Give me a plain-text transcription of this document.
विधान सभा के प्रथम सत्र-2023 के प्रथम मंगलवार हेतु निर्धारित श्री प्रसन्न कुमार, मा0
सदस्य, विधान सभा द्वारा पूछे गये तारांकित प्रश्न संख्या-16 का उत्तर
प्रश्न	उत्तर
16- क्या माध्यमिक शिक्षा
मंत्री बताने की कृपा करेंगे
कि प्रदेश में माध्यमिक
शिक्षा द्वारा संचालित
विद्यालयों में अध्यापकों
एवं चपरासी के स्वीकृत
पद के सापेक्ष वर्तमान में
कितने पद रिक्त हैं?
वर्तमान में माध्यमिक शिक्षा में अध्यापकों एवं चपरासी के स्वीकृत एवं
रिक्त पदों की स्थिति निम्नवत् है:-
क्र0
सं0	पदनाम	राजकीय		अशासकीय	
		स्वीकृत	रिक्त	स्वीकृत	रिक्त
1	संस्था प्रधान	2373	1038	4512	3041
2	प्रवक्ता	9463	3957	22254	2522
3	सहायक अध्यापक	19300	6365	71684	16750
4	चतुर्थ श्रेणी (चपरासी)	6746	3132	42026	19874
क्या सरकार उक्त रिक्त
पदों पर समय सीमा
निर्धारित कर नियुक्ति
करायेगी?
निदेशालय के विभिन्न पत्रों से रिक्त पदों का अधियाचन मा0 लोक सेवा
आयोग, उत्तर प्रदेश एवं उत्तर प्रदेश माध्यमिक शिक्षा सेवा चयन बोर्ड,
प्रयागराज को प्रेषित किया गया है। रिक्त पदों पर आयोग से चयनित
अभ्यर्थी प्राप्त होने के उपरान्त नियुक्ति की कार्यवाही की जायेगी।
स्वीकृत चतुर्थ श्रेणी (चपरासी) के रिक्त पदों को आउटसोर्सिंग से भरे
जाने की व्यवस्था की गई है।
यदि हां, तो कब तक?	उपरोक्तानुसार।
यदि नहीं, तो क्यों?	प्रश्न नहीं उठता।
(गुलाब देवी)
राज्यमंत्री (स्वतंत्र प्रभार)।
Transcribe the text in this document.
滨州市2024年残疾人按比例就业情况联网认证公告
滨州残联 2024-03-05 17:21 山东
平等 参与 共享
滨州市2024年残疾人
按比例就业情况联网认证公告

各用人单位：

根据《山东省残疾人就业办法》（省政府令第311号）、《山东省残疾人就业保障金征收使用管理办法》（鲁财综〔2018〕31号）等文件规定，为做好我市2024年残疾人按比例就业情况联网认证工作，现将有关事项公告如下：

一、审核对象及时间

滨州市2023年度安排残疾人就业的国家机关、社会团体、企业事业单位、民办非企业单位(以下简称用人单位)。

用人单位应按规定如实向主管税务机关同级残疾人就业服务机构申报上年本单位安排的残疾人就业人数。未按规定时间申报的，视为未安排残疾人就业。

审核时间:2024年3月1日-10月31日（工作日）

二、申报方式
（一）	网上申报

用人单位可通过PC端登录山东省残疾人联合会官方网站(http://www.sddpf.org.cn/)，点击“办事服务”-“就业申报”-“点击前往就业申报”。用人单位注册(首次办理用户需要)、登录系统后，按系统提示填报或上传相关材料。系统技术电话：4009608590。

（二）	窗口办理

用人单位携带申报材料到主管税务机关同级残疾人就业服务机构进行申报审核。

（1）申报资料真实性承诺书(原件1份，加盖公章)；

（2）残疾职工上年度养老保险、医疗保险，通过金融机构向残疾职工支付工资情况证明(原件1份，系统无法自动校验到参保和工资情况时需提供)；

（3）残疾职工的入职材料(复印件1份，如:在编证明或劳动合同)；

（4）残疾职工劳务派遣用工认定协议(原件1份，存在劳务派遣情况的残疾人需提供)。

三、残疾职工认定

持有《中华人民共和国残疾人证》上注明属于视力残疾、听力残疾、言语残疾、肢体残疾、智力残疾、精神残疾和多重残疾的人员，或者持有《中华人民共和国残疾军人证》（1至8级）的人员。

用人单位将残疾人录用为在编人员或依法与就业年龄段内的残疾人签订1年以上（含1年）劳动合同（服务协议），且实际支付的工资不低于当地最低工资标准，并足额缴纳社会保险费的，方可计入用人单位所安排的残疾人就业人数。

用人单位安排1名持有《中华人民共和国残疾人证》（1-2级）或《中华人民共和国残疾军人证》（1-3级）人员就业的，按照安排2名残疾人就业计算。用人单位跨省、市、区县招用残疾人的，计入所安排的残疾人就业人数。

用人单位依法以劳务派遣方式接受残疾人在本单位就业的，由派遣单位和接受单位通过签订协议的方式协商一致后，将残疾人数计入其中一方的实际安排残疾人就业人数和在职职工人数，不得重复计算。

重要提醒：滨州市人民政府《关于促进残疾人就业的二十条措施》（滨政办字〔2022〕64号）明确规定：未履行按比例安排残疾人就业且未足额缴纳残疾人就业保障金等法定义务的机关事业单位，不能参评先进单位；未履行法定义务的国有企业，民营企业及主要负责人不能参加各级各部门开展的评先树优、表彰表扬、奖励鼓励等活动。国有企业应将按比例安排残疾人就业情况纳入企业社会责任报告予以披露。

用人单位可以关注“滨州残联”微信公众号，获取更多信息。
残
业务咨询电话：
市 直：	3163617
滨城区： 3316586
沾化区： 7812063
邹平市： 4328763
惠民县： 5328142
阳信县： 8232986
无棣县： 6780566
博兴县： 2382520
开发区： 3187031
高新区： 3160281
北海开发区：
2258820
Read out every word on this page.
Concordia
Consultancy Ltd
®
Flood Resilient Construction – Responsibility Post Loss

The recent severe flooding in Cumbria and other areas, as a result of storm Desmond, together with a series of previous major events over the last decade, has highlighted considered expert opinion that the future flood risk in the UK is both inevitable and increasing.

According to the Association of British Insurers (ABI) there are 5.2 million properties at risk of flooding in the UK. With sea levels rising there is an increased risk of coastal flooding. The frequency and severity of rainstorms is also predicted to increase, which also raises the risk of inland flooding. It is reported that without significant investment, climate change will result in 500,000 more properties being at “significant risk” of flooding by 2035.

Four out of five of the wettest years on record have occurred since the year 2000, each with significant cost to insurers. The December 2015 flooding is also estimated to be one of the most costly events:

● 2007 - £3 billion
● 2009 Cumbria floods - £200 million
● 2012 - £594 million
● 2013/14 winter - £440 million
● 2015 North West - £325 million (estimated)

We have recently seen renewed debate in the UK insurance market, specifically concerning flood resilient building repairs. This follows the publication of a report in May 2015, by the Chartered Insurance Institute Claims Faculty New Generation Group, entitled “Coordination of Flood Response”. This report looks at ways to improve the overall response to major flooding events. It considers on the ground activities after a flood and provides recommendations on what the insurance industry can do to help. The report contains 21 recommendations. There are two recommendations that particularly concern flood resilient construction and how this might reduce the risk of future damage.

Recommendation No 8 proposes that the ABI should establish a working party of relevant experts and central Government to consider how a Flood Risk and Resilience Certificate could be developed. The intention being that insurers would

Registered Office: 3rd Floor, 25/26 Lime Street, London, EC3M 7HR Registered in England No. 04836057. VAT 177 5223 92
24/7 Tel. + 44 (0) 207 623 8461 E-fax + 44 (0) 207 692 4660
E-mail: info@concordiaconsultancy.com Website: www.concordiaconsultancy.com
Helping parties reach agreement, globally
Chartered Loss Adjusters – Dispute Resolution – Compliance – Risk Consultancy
=======
■ **WRITTEN REQUEST**
Determine how many lines of the data contain the word "text", and reply with that number only.

■ **RESULT BELOW**
2